# Work required
Nothing may be dropped or altered: reproduce all the data.

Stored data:
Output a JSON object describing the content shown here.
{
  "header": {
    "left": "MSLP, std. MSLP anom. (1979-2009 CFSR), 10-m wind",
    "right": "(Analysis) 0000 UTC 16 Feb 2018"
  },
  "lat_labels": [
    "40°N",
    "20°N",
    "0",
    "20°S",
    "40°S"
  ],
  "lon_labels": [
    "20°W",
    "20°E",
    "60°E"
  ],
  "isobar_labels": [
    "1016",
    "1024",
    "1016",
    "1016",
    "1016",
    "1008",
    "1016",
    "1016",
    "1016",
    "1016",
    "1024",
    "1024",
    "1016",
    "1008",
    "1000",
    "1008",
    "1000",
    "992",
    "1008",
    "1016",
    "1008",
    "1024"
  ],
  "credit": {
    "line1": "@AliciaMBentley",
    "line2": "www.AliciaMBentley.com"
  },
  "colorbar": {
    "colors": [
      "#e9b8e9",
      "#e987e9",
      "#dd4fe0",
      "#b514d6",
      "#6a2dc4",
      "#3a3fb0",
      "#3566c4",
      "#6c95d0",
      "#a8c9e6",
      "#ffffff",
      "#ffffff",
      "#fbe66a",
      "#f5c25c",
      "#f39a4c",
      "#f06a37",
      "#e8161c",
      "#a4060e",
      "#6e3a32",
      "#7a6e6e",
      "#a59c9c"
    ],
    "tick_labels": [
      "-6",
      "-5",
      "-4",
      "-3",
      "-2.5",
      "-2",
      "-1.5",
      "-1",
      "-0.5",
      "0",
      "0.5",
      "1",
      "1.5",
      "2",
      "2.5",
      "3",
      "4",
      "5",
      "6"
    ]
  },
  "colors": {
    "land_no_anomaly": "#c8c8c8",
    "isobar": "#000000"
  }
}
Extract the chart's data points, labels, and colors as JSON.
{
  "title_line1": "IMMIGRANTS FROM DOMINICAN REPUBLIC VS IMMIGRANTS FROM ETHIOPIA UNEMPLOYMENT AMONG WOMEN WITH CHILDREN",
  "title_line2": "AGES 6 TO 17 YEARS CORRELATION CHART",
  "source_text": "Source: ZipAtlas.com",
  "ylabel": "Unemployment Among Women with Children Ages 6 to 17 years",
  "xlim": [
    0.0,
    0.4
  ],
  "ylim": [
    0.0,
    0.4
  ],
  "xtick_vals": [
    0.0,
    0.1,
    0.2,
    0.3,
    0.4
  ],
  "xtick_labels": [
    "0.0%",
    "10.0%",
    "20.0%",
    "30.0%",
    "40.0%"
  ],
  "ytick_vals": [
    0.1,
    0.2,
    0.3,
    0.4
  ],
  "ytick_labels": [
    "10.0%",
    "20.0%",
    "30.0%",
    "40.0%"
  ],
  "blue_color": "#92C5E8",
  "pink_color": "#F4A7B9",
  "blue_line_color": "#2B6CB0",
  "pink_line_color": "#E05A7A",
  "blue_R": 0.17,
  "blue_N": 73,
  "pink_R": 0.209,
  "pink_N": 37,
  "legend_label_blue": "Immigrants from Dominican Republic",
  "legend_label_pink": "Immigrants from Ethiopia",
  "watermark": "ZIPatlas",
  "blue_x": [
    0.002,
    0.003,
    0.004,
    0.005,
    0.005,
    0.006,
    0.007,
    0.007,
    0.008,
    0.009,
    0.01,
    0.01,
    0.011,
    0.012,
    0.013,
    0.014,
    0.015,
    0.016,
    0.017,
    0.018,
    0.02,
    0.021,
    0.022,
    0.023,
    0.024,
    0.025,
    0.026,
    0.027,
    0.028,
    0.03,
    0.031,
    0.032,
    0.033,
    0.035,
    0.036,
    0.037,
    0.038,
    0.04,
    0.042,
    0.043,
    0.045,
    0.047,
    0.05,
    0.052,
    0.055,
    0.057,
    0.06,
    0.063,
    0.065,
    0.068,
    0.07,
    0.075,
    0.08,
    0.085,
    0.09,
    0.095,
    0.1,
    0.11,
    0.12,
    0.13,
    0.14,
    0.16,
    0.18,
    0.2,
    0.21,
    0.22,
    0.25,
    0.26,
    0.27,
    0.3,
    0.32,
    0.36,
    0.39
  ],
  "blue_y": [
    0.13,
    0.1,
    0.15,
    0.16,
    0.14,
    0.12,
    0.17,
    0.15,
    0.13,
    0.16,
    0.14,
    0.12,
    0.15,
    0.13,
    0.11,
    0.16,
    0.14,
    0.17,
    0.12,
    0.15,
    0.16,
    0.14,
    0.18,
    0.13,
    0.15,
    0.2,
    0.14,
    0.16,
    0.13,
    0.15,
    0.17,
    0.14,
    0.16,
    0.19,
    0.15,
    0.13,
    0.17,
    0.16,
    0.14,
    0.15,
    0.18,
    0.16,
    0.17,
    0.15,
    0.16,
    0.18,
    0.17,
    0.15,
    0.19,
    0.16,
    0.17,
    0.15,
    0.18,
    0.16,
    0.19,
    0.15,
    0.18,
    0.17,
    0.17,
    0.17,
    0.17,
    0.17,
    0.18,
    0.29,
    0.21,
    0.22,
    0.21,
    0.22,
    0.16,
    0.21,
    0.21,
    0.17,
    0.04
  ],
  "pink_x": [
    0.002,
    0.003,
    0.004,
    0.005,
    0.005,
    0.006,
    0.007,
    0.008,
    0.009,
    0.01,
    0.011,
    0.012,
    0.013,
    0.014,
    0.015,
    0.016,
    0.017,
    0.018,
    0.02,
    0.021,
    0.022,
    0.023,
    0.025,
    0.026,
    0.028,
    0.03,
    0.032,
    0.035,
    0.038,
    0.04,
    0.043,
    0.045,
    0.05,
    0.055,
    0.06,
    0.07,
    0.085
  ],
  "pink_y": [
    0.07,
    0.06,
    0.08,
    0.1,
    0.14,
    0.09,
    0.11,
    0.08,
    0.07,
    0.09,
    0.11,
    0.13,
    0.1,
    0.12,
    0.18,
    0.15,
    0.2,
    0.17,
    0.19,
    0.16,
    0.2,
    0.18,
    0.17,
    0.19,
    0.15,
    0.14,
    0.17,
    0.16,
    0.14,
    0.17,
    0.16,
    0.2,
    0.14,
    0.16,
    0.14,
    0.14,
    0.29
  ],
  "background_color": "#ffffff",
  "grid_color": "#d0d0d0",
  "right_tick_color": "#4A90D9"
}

# Solution
Output a JSON object describing the content shown here.
{
  "header": {
    "left": "MSLP, std. MSLP anom. (1979-2009 CFSR), 10-m wind",
    "right": "(Analysis) 0000 UTC 16 Feb 2018"
  },
  "lat_labels": [
    "40°N",
    "20°N",
    "0",
    "20°S",
    "40°S"
  ],
  "lon_labels": [
    "20°W",
    "20°E",
    "60°E"
  ],
  "isobar_labels": [
    "1016",
    "1024",
    "1016",
    "1016",
    "1016",
    "1008",
    "1016",
    "1016",
    "1016",
    "1016",
    "1024",
    "1024",
    "1016",
    "1008",
    "1000",
    "1008",
    "1000",
    "992",
    "1008",
    "1016",
    "1008",
    "1024"
  ],
  "credit": {
    "line1": "@AliciaMBentley",
    "line2": "www.AliciaMBentley.com"
  },
  "colorbar": {
    "colors": [
      "#e9b8e9",
      "#e987e9",
      "#dd4fe0",
      "#b514d6",
      "#6a2dc4",
      "#3a3fb0",
      "#3566c4",
      "#6c95d0",
      "#a8c9e6",
      "#ffffff",
      "#ffffff",
      "#fbe66a",
      "#f5c25c",
      "#f39a4c",
      "#f06a37",
      "#e8161c",
      "#a4060e",
      "#6e3a32",
      "#7a6e6e",
      "#a59c9c"
    ],
    "tick_labels": [
      "-6",
      "-5",
      "-4",
      "-3",
      "-2.5",
      "-2",
      "-1.5",
      "-1",
      "-0.5",
      "0",
      "0.5",
      "1",
      "1.5",
      "2",
      "2.5",
      "3",
      "4",
      "5",
      "6"
    ]
  },
  "colors": {
    "land_no_anomaly": "#c8c8c8",
    "isobar": "#000000"
  }
}
Extract the chart's data points, labels, and colors as JSON.
{
  "title_line1": "IMMIGRANTS FROM DOMINICAN REPUBLIC VS IMMIGRANTS FROM ETHIOPIA UNEMPLOYMENT AMONG WOMEN WITH CHILDREN",
  "title_line2": "AGES 6 TO 17 YEARS CORRELATION CHART",
  "source_text": "Source: ZipAtlas.com",
  "ylabel": "Unemployment Among Women with Children Ages 6 to 17 years",
  "xlim": [
    0.0,
    0.4
  ],
  "ylim": [
    0.0,
    0.4
  ],
  "xtick_vals": [
    0.0,
    0.1,
    0.2,
    0.3,
    0.4
  ],
  "xtick_labels": [
    "0.0%",
    "10.0%",
    "20.0%",
    "30.0%",
    "40.0%"
  ],
  "ytick_vals": [
    0.1,
    0.2,
    0.3,
    0.4
  ],
  "ytick_labels": [
    "10.0%",
    "20.0%",
    "30.0%",
    "40.0%"
  ],
  "blue_color": "#92C5E8",
  "pink_color": "#F4A7B9",
  "blue_line_color": "#2B6CB0",
  "pink_line_color": "#E05A7A",
  "blue_R": 0.17,
  "blue_N": 73,
  "pink_R": 0.209,
  "pink_N": 37,
  "legend_label_blue": "Immigrants from Dominican Republic",
  "legend_label_pink": "Immigrants from Ethiopia",
  "watermark": "ZIPatlas",
  "blue_x": [
    0.002,
    0.003,
    0.004,
    0.005,
    0.005,
    0.006,
    0.007,
    0.007,
    0.008,
    0.009,
    0.01,
    0.01,
    0.011,
    0.012,
    0.013,
    0.014,
    0.015,
    0.016,
    0.017,
    0.018,
    0.02,
    0.021,
    0.022,
    0.023,
    0.024,
    0.025,
    0.026,
    0.027,
    0.028,
    0.03,
    0.031,
    0.032,
    0.033,
    0.035,
    0.036,
    0.037,
    0.038,
    0.04,
    0.042,
    0.043,
    0.045,
    0.047,
    0.05,
    0.052,
    0.055,
    0.057,
    0.06,
    0.063,
    0.065,
    0.068,
    0.07,
    0.075,
    0.08,
    0.085,
    0.09,
    0.095,
    0.1,
    0.11,
    0.12,
    0.13,
    0.14,
    0.16,
    0.18,
    0.2,
    0.21,
    0.22,
    0.25,
    0.26,
    0.27,
    0.3,
    0.32,
    0.36,
    0.39
  ],
  "blue_y": [
    0.13,
    0.1,
    0.15,
    0.16,
    0.14,
    0.12,
    0.17,
    0.15,
    0.13,
    0.16,
    0.14,
    0.12,
    0.15,
    0.13,
    0.11,
    0.16,
    0.14,
    0.17,
    0.12,
    0.15,
    0.16,
    0.14,
    0.18,
    0.13,
    0.15,
    0.2,
    0.14,
    0.16,
    0.13,
    0.15,
    0.17,
    0.14,
    0.16,
    0.19,
    0.15,
    0.13,
    0.17,
    0.16,
    0.14,
    0.15,
    0.18,
    0.16,
    0.17,
    0.15,
    0.16,
    0.18,
    0.17,
    0.15,
    0.19,
    0.16,
    0.17,
    0.15,
    0.18,
    0.16,
    0.19,
    0.15,
    0.18,
    0.17,
    0.17,
    0.17,
    0.17,
    0.17,
    0.18,
    0.29,
    0.21,
    0.22,
    0.21,
    0.22,
    0.16,
    0.21,
    0.21,
    0.17,
    0.04
  ],
  "pink_x": [
    0.002,
    0.003,
    0.004,
    0.005,
    0.005,
    0.006,
    0.007,
    0.008,
    0.009,
    0.01,
    0.011,
    0.012,
    0.013,
    0.014,
    0.015,
    0.016,
    0.017,
    0.018,
    0.02,
    0.021,
    0.022,
    0.023,
    0.025,
    0.026,
    0.028,
    0.03,
    0.032,
    0.035,
    0.038,
    0.04,
    0.043,
    0.045,
    0.05,
    0.055,
    0.06,
    0.07,
    0.085
  ],
  "pink_y": [
    0.07,
    0.06,
    0.08,
    0.1,
    0.14,
    0.09,
    0.11,
    0.08,
    0.07,
    0.09,
    0.11,
    0.13,
    0.1,
    0.12,
    0.18,
    0.15,
    0.2,
    0.17,
    0.19,
    0.16,
    0.2,
    0.18,
    0.17,
    0.19,
    0.15,
    0.14,
    0.17,
    0.16,
    0.14,
    0.17,
    0.16,
    0.2,
    0.14,
    0.16,
    0.14,
    0.14,
    0.29
  ],
  "background_color": "#ffffff",
  "grid_color": "#d0d0d0",
  "right_tick_color": "#4A90D9"
}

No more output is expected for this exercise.